What is asked: Copy the records word for word, from the first line up to and including the line with "bar [182,298,351,367]".

Provided entries:
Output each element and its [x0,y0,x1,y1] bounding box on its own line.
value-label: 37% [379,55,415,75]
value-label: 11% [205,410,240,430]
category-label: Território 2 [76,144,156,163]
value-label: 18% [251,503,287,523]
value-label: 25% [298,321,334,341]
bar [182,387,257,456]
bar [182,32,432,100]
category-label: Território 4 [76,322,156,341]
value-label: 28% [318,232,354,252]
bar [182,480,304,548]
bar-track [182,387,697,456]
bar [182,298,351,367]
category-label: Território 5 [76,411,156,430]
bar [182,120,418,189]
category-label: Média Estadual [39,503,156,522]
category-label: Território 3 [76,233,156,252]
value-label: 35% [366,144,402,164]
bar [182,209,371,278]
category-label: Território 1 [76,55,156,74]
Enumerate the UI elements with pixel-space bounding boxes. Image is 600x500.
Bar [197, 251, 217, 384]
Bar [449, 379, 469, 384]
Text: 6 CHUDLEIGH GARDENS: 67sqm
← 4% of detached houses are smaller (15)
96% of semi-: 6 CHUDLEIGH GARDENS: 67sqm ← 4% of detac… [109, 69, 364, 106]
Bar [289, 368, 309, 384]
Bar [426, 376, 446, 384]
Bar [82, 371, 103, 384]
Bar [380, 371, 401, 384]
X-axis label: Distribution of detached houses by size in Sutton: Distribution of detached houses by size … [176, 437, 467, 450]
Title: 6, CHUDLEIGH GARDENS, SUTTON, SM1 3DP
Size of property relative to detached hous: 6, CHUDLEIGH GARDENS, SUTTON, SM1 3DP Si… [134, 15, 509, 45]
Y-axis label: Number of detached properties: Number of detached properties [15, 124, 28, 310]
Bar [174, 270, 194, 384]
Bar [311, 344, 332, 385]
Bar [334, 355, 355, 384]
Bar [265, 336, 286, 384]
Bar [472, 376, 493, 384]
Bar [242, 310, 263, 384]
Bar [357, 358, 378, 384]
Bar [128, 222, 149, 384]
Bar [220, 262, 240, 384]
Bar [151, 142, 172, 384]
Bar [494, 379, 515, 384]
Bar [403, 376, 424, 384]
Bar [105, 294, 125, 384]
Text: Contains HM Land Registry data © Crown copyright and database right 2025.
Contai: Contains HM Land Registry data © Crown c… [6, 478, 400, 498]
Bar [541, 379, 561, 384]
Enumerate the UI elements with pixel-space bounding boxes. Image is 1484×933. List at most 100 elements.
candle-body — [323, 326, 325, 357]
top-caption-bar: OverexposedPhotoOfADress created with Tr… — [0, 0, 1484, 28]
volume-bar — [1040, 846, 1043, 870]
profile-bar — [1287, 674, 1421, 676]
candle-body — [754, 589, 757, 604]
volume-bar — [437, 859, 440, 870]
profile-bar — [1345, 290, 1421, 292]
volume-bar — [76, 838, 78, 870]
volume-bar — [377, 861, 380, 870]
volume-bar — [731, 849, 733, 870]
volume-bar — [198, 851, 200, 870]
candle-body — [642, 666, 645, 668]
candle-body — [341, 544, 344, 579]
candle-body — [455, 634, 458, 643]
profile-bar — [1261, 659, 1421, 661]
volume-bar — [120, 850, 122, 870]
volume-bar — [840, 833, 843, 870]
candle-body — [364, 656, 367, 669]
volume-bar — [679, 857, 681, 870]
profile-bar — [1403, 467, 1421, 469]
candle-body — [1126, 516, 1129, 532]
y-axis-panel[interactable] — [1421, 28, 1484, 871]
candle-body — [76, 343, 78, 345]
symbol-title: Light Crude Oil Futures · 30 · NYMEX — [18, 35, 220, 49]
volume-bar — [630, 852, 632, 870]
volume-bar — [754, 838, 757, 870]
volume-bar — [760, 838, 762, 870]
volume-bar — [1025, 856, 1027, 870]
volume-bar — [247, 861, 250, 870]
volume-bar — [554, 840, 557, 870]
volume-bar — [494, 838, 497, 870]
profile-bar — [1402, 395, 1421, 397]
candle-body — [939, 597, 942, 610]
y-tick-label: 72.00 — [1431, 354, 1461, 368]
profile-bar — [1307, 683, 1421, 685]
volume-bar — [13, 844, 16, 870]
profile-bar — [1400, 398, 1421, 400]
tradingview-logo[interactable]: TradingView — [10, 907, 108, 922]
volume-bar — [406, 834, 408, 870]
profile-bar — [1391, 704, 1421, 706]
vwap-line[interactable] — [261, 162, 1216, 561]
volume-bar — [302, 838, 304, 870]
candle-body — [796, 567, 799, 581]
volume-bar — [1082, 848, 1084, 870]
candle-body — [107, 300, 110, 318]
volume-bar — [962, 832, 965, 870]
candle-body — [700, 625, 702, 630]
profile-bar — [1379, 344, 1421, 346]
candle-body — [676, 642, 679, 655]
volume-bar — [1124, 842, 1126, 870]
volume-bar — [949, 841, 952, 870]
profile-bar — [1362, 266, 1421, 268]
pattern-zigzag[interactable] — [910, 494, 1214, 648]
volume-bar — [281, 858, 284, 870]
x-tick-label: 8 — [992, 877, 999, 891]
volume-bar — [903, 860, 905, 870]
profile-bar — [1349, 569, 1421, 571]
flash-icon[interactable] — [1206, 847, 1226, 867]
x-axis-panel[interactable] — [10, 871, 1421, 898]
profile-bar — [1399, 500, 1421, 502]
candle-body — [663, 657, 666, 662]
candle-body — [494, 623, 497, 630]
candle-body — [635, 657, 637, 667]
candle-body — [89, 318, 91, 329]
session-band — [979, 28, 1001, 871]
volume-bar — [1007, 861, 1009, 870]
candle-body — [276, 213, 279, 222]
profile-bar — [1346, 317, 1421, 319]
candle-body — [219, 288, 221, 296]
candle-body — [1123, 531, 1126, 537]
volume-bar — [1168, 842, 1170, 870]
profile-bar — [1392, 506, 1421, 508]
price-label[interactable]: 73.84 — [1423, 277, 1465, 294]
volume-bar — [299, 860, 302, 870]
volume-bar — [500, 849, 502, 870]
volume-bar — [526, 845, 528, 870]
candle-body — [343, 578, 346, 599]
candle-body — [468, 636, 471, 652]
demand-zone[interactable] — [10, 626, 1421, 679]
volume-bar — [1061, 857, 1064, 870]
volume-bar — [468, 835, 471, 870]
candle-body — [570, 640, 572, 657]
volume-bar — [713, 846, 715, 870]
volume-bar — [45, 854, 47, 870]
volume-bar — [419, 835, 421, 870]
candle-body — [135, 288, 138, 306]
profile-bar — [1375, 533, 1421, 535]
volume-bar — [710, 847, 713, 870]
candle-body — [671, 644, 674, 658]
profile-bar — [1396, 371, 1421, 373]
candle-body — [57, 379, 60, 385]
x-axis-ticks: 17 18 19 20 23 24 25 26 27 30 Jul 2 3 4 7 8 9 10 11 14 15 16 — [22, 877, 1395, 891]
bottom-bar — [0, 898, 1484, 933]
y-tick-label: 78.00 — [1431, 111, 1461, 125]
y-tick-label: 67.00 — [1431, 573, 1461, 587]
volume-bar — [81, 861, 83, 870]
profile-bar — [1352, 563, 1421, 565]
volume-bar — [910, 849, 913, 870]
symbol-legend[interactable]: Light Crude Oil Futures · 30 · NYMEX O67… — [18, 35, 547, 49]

Correct response:
Output each element and its [x0,y0,x1,y1] bounding box on its own line.
value-label: 37% [379,55,415,75]
value-label: 11% [205,410,240,430]
category-label: Território 2 [76,144,156,163]
value-label: 18% [251,503,287,523]
value-label: 25% [298,321,334,341]
bar [182,387,257,456]
bar [182,32,432,100]
category-label: Território 4 [76,322,156,341]
value-label: 28% [318,232,354,252]
bar [182,480,304,548]
bar-track [182,387,697,456]
bar [182,298,351,367]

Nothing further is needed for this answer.